>> begin Extracted text

Re: RestartStrategy failure count when losing a Task Manager

2020-07-15 Thread Chesnay Schepler
1) A restart in one region only increments the count by 1, independent 
of how many tasks from that region fail at the same time.
If tasks from different regions fail at the same time, then the bound is 
incremented by the number of affected regions.


2)

I would consider what failure rate is acceptable if there were no 
regions, and then multiple that but the number of slots to offset task 
executor failures.



Failures in the application (e.g., a source failing for some reason) 
will generally behave, failure-rate wise, as if regions would not exist. 
They are sporadic, and the chance of them appearing in different regions 
at the same time seems rather small.



On 15/07/2020 00:16, Jiahui Jiang wrote:
Hello Flink, I have some questions regarding to the guideline on 
configuring restart strategy.


I was testing a job with the following setup:

 1. There are many tasks, but currently I'm running with only 2
parallelism, but plenty of task slots (4 TM and 4 task slot in
each TM).
 2. It's ran in k8s with HA enabled.

>> end Extracted text
>> begin Record list

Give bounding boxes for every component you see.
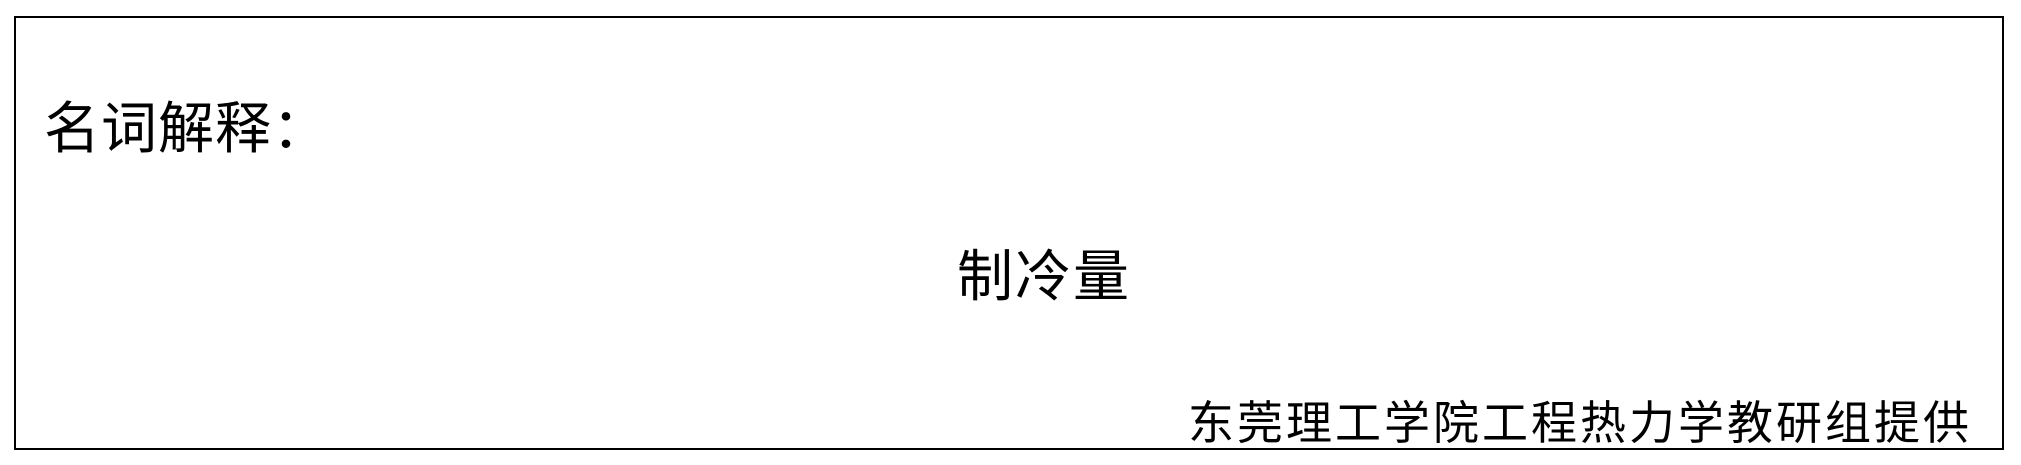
glossary-term: 制冷量 xyxy=(957,245,1131,310)
section-heading: 名词解释： xyxy=(44,97,329,162)
source-credit: 东莞理工学院工程热力学教研组提供 xyxy=(1188,396,1972,450)
definition-card: 名词解释： 制冷量 东莞理工学院工程热力学教研组提供 xyxy=(14,16,2004,450)
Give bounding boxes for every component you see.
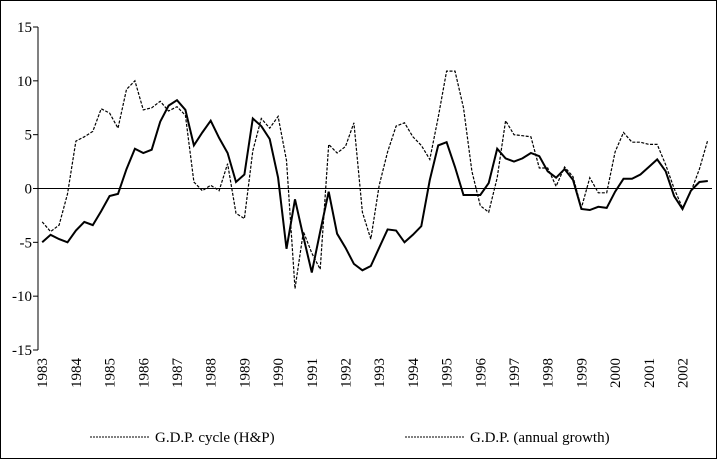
y-tick-label: -10 bbox=[12, 289, 32, 305]
x-tick-label: 1999 bbox=[574, 358, 590, 388]
x-tick-label: 1987 bbox=[170, 358, 186, 389]
legend-label: G.D.P. (annual growth) bbox=[470, 430, 610, 446]
x-tick-label: 1989 bbox=[237, 358, 253, 388]
x-tick-label: 1990 bbox=[271, 358, 287, 388]
y-tick-label: 15 bbox=[17, 20, 32, 36]
series-line bbox=[41, 70, 709, 289]
x-tick-label: 1986 bbox=[136, 358, 152, 389]
x-tick-label: 1984 bbox=[69, 358, 85, 389]
series-line bbox=[41, 98, 708, 273]
x-tick-label: 1992 bbox=[339, 358, 355, 388]
x-tick-label: 1995 bbox=[440, 358, 456, 388]
x-tick-label: 1998 bbox=[541, 358, 557, 388]
x-tick-label: 2001 bbox=[642, 358, 658, 388]
x-tick-label: 1994 bbox=[406, 358, 422, 389]
x-tick-label: 1988 bbox=[204, 358, 220, 388]
x-tick-label: 2002 bbox=[676, 358, 692, 388]
y-tick-label: 5 bbox=[25, 128, 33, 144]
x-tick-label: 1991 bbox=[305, 358, 321, 388]
x-tick-label: 2000 bbox=[608, 358, 624, 388]
legend-label: G.D.P. cycle (H&P) bbox=[155, 430, 275, 446]
y-tick-label: 0 bbox=[25, 182, 33, 198]
x-tick-label: 1996 bbox=[473, 358, 489, 389]
y-tick-label: -15 bbox=[12, 343, 32, 359]
x-tick-label: 1997 bbox=[507, 358, 523, 389]
x-tick-label: 1983 bbox=[35, 358, 51, 388]
y-tick-label: -5 bbox=[20, 235, 33, 251]
x-tick-label: 1993 bbox=[372, 358, 388, 388]
y-tick-label: 10 bbox=[17, 74, 32, 90]
x-tick-label: 1985 bbox=[103, 358, 119, 388]
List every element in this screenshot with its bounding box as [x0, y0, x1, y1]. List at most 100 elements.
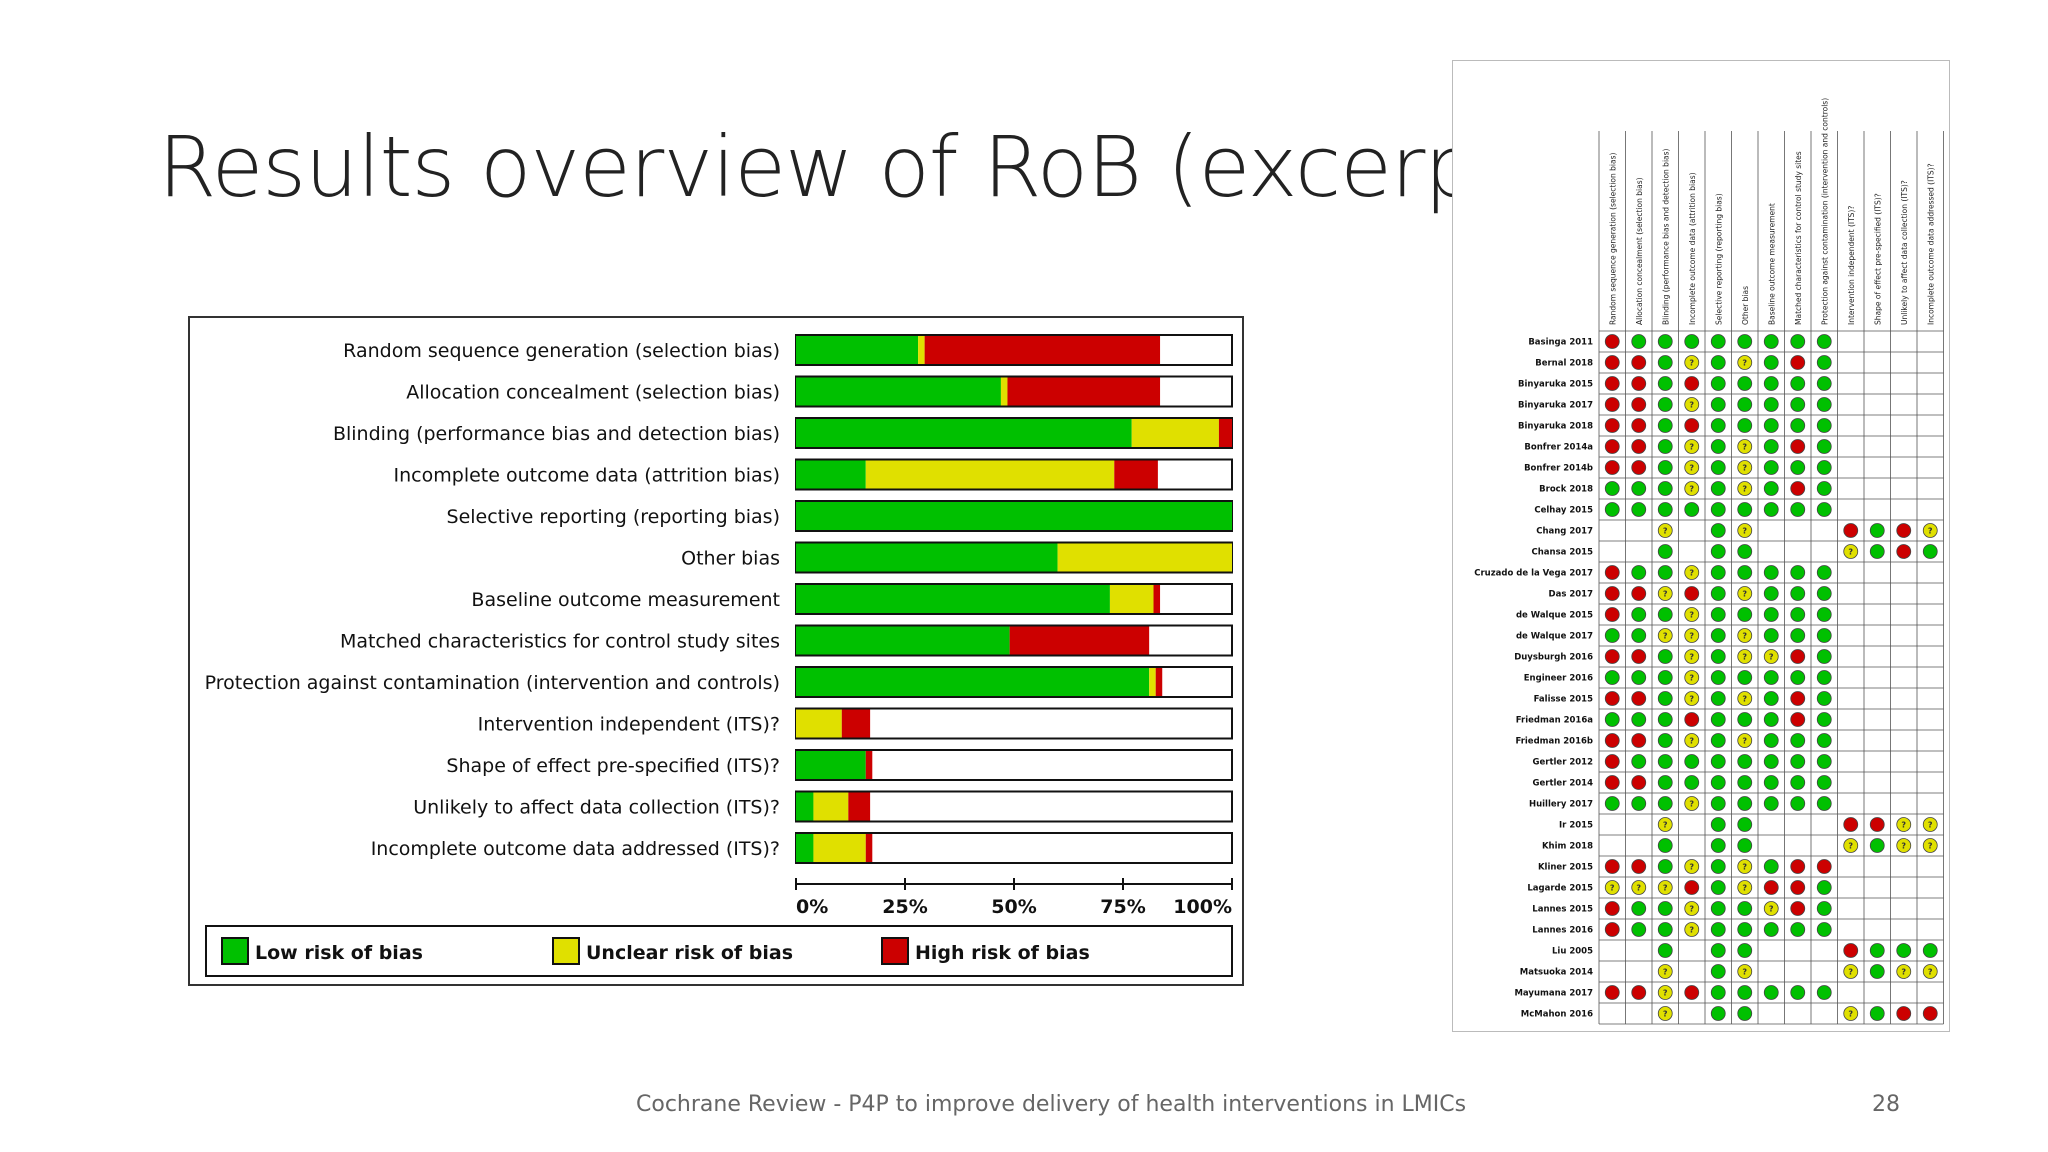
rob-dot-low — [1710, 628, 1726, 643]
rob-dot-unclear — [1657, 1006, 1673, 1021]
rob-dot-unclear — [1684, 796, 1700, 811]
rob-dot-low — [1737, 376, 1753, 391]
rob-dot-low — [1710, 670, 1726, 685]
rob-dot-unclear — [1896, 817, 1912, 832]
rob-dot-high — [1790, 355, 1806, 370]
rob-dot-low — [1816, 418, 1832, 433]
rob-dot-low — [1816, 733, 1832, 748]
rob-dot-low — [1710, 796, 1726, 811]
rob-dot-high — [1604, 376, 1620, 391]
rob-dot-low — [1869, 838, 1885, 853]
rob-dot-low — [1631, 901, 1647, 916]
rob-dot-mark: ? — [1742, 485, 1747, 494]
rob-dot-mark: ? — [1663, 821, 1668, 830]
rob-dot-unclear — [1737, 460, 1753, 475]
rob-dot-high — [1684, 985, 1700, 1000]
bar-segment-low — [796, 792, 814, 821]
rob-dot-low — [1790, 418, 1806, 433]
rob-dot-low — [1657, 607, 1673, 622]
rob-dot-high — [1843, 817, 1859, 832]
rob-dot-low — [1657, 691, 1673, 706]
study-label: Friedman 2016b — [1515, 737, 1593, 747]
rob-dot-high — [1843, 523, 1859, 538]
rob-dot-low — [1604, 796, 1620, 811]
rob-dot-low — [1657, 460, 1673, 475]
study-label: Ir 2015 — [1559, 821, 1593, 831]
rob-dot-low — [1710, 418, 1726, 433]
rob-dot-mark: ? — [1689, 905, 1694, 914]
rob-dot-low — [1763, 355, 1779, 370]
rob-dot-unclear — [1657, 964, 1673, 979]
rob-dot-unclear — [1737, 964, 1753, 979]
rob-dot-unclear — [1763, 901, 1779, 916]
rob-dot-mark: ? — [1769, 653, 1774, 662]
rob-dot-unclear — [1737, 628, 1753, 643]
rob-dot-low — [1710, 733, 1726, 748]
rob-dot-mark: ? — [1689, 737, 1694, 746]
rob-dot-mark: ? — [1848, 548, 1853, 557]
page-number: 28 — [1872, 1092, 1900, 1117]
bar-segment-low — [796, 377, 1001, 406]
rob-dot-high — [1790, 880, 1806, 895]
study-label: Binyaruka 2015 — [1518, 380, 1593, 390]
rob-dot-low — [1604, 481, 1620, 496]
bar-segment-unclear — [813, 792, 849, 821]
rob-dot-low — [1763, 565, 1779, 580]
category-label: Incomplete outcome data (attrition bias) — [394, 465, 780, 487]
bar-segment-unclear — [1149, 668, 1156, 696]
column-header: Shape of effect pre-specified (ITS)? — [1873, 193, 1882, 325]
rob-dot-mark: ? — [1742, 527, 1747, 536]
rob-dot-unclear — [1843, 544, 1859, 559]
bar-segment-unclear — [813, 834, 866, 862]
rob-dot-unclear — [1631, 880, 1647, 895]
rob-dot-high — [1631, 985, 1647, 1000]
category-label: Matched characteristics for control stud… — [340, 631, 780, 653]
category-label: Protection against contamination (interv… — [205, 672, 780, 694]
risk-of-bias-summary-svg: Random sequence generation (selection bi… — [1474, 98, 1944, 1025]
study-label: Chang 2017 — [1536, 527, 1593, 537]
rob-dot-mark: ? — [1742, 464, 1747, 473]
legend-label: Low risk of bias — [255, 942, 423, 964]
rob-dot-low — [1657, 670, 1673, 685]
rob-dot-low — [1710, 922, 1726, 937]
bar-segment-high — [865, 834, 873, 862]
rob-dot-mark: ? — [1689, 926, 1694, 935]
column-header: Allocation concealment (selection bias) — [1635, 177, 1644, 325]
rob-dot-high — [1843, 943, 1859, 958]
rob-dot-low — [1816, 775, 1832, 790]
rob-dot-low — [1763, 775, 1779, 790]
rob-dot-mark: ? — [1663, 968, 1668, 977]
rob-dot-unclear — [1763, 649, 1779, 664]
rob-dot-low — [1631, 481, 1647, 496]
rob-dot-low — [1710, 691, 1726, 706]
column-header: Random sequence generation (selection bi… — [1608, 152, 1617, 325]
rob-dot-mark: ? — [1742, 737, 1747, 746]
rob-dot-unclear — [1737, 586, 1753, 601]
study-label: Bonfrer 2014a — [1524, 443, 1593, 453]
rob-dot-high — [1604, 397, 1620, 412]
rob-dot-low — [1710, 502, 1726, 517]
rob-dot-mark: ? — [1663, 590, 1668, 599]
rob-dot-mark: ? — [1742, 443, 1747, 452]
rob-dot-mark: ? — [1742, 632, 1747, 641]
rob-dot-low — [1737, 670, 1753, 685]
rob-dot-high — [1684, 880, 1700, 895]
rob-dot-low — [1710, 901, 1726, 916]
rob-dot-low — [1657, 712, 1673, 727]
rob-dot-low — [1710, 649, 1726, 664]
rob-dot-low — [1869, 964, 1885, 979]
rob-dot-low — [1710, 943, 1726, 958]
rob-dot-high — [1604, 460, 1620, 475]
study-label: Matsuoka 2014 — [1520, 968, 1593, 978]
rob-dot-mark: ? — [1742, 653, 1747, 662]
rob-dot-low — [1816, 439, 1832, 454]
rob-dot-low — [1710, 355, 1726, 370]
study-label: Celhay 2015 — [1534, 506, 1593, 516]
rob-dot-mark: ? — [1689, 800, 1694, 809]
rob-dot-high — [1631, 733, 1647, 748]
rob-dot-high — [1604, 586, 1620, 601]
rob-dot-mark: ? — [1742, 884, 1747, 893]
slide-title: Results overview of RoB (excerpt) — [158, 118, 1541, 216]
rob-dot-high — [1604, 334, 1620, 349]
study-label: Cruzado de la Vega 2017 — [1474, 569, 1593, 579]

>> end Record list

The problem: Please rewrite the paragraph of the restart strategy thread that begins "Failures in the application" as a shorter bulleted list that keeps its main facts.

Output of the task:
- Failures in the application (for example, a source failing) generally affect the failure rate as if regions did not exist.
- These failures are sporadic.
- They seem rather unlikely to appear in different regions at the same time.